* _Selected text_:
--
3 Commits

Author SHA1 Message Date
unclecode
879553955c Add ProxyConfig.DIRECT sentinel for direct-then-proxy escalation
Allow "direct" or None in proxy_config list to explicitly try
without a proxy before escalating to proxy servers. The retry
loop already handled None as direct — this exposes it as a
clean user-facing API via ProxyConfig.DIRECT.
2026-02-14 10:25:07 +00:00
unclecode
875207287e Unify proxy_config to accept list, add crawl_stats tracking
- proxy_config on CrawlerRunConfig now accepts a single ProxyConfig or
  a list of ProxyConfig tried in order (first-come-first-served)
- Remove is_fallback from ProxyConfig and fallback_proxy_configs from
  CrawlerRunConfig — proxy escalation handled entirely by list order
- Add _get_proxy_list() normalizer for the retry loop
- Add CrawlResult.crawl_stats with attempts, retries, proxies_used,
  fallback_fetch_used, and resolved_by for billing and observability
- Set success=False with error_message when all attempts are blocked
- Simplify retry loop — no more is_fallback stashing logic
- Update docs and tests to reflect new API
2026-02-14 07:53:46 +00:00
unclecode
72b546c48d Add anti-bot detection, retry, and fallback system
Automatically detect when crawls are blocked by anti-bot systems
(Akamai, Cloudflare, PerimeterX, DataDome, Imperva, etc.) and
escalate through configurable retry and fallback strategies.
--
* _Data records_:

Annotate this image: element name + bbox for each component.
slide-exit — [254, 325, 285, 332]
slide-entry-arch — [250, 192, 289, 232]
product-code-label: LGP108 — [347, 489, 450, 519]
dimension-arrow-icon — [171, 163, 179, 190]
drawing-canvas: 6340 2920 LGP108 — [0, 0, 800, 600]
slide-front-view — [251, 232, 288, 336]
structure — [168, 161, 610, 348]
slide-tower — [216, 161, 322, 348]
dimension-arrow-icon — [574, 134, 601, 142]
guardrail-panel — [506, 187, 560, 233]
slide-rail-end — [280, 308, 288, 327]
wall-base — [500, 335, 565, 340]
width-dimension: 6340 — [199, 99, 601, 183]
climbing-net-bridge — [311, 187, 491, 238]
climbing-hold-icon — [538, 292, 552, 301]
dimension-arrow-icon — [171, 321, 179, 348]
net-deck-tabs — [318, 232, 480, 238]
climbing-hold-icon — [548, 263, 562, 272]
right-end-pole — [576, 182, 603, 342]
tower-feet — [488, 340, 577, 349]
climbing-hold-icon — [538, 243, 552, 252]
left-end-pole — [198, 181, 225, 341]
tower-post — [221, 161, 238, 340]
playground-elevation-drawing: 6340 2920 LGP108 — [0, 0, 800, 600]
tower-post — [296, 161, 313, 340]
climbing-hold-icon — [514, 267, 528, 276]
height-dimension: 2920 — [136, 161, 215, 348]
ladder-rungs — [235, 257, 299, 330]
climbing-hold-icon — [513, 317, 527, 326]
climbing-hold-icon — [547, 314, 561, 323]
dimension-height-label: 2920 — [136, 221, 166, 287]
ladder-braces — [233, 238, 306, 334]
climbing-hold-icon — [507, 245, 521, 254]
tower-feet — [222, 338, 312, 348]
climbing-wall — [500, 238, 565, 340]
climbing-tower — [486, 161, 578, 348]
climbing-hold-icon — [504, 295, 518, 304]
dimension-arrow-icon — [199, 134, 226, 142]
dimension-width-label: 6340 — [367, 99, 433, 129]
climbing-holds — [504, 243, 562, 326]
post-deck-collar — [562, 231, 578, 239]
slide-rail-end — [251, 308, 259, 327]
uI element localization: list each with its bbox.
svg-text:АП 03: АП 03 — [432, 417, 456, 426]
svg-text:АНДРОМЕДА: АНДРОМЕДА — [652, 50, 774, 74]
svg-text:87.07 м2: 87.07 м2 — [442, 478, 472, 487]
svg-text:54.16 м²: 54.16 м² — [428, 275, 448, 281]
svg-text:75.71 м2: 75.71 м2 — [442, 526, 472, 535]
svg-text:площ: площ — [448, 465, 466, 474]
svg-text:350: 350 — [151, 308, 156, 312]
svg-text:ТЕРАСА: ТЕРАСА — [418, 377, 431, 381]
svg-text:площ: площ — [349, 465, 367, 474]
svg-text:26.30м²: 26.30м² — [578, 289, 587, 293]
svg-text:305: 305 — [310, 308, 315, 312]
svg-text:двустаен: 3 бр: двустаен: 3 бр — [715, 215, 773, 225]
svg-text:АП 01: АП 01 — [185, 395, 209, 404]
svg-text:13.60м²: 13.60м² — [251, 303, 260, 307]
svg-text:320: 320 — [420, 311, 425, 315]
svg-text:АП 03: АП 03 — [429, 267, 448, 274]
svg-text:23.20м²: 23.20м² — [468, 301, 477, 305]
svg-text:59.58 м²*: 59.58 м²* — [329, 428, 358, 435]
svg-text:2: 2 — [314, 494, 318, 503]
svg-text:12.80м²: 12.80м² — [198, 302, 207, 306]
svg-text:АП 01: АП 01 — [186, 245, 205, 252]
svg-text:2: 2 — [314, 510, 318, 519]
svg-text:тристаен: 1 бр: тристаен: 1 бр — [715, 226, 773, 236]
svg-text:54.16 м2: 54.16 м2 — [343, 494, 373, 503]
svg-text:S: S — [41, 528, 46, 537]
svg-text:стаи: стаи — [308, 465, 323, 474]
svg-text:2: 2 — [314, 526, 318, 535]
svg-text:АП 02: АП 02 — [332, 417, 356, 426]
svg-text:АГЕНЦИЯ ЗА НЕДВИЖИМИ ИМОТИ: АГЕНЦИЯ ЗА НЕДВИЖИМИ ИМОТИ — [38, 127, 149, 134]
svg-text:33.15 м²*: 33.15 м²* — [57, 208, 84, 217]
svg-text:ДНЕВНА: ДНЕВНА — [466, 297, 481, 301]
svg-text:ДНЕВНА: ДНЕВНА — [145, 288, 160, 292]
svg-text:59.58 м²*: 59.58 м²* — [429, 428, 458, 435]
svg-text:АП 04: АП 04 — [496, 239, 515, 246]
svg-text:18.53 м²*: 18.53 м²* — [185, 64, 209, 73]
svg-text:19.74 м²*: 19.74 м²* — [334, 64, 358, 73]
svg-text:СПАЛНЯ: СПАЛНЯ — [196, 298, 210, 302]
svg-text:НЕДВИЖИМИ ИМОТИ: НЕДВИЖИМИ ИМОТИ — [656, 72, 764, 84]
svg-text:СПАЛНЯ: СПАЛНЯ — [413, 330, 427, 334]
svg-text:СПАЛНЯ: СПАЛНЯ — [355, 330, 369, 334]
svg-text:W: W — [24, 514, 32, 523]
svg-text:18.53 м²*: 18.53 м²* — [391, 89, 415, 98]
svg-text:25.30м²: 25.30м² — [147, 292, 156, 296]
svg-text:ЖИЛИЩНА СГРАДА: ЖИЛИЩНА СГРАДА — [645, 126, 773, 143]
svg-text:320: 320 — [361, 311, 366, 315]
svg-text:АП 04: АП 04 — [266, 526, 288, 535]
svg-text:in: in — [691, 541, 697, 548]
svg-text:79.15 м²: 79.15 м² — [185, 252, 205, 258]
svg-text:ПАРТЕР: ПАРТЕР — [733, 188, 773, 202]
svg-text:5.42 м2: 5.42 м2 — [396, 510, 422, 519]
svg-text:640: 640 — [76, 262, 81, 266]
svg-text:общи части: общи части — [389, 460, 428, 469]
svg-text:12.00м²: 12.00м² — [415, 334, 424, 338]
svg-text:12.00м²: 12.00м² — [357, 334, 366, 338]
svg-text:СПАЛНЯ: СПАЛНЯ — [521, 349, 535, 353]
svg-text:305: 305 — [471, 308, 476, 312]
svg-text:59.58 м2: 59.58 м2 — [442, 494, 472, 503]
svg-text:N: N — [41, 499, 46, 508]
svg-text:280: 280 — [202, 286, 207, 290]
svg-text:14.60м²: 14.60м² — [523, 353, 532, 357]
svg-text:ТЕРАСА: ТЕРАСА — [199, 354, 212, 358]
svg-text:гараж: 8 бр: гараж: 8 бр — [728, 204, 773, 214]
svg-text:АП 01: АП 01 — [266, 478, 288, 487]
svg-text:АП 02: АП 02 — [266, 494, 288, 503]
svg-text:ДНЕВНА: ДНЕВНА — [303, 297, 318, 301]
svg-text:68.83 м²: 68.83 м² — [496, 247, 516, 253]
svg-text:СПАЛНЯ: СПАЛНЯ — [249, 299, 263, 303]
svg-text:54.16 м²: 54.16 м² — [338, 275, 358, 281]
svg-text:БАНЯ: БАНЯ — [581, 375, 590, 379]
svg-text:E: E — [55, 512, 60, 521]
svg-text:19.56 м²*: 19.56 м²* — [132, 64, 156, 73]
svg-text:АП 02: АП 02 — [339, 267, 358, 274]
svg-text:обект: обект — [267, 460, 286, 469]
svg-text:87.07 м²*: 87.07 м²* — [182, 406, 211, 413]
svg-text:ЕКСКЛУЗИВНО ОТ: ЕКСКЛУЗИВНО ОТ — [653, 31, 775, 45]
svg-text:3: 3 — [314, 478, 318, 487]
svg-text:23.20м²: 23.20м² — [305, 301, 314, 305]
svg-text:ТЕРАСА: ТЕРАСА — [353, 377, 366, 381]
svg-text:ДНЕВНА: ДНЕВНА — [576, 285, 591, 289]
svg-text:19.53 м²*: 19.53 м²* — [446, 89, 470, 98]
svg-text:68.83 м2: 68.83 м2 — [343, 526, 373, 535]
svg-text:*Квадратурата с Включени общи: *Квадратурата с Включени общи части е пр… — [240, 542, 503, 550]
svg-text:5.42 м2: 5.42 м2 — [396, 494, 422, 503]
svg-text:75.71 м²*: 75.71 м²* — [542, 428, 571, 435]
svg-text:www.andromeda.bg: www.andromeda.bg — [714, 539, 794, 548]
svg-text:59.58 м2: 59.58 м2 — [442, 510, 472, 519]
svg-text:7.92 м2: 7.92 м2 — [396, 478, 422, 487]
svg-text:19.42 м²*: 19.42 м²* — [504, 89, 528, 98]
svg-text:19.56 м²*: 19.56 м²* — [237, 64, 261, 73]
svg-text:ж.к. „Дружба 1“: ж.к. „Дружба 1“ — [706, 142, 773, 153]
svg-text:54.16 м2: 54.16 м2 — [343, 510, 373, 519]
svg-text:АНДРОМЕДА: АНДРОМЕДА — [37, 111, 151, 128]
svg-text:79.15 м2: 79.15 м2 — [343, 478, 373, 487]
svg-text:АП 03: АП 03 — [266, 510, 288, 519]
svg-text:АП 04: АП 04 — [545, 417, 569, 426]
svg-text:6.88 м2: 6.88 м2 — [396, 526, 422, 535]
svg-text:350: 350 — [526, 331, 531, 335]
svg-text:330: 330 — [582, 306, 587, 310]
--
* _Tasks to carry out_:
(1) Using the commit log, answer these:
(a) What does ProxyConfig.DIRECT let a user do before escalating to proxy servers?
(b) Which two settings did the commit that unified proxy_config remove?
(c) Which anti-bot systems does the earliest commit name?
(2) Continue the commit log on proxy escalation and anti-bot handling from its last line.

* _Answers per task_:
(1)
(a) It lets a user explicitly try a crawl without a proxy before escalating to proxy servers.
(b) It removed is_fallback from ProxyConfig and fallback_proxy_configs from CrawlerRunConfig.
(c) Akamai, Cloudflare, PerimeterX, DataDome and Imperva.

(2)
New features on CrawlerRunConfig:
- max_retries: retry rounds when blocking is detected
- fallback_proxy_configs: list of fallback proxies tried each round
- fallback_fetch_function: async last-resort function returning raw HTML

New field on ProxyConfig:
- is_fallback: skip proxy on first attempt, activate only when blocked

Escalation chain per round: main proxy → fallback proxies in order.
After all rounds: fallback_fetch_function as last resort.

Detection uses tiered heuristics — structural HTML markers (high
confidence) trigger on any page, generic patterns only on short
error pages to avoid false positives.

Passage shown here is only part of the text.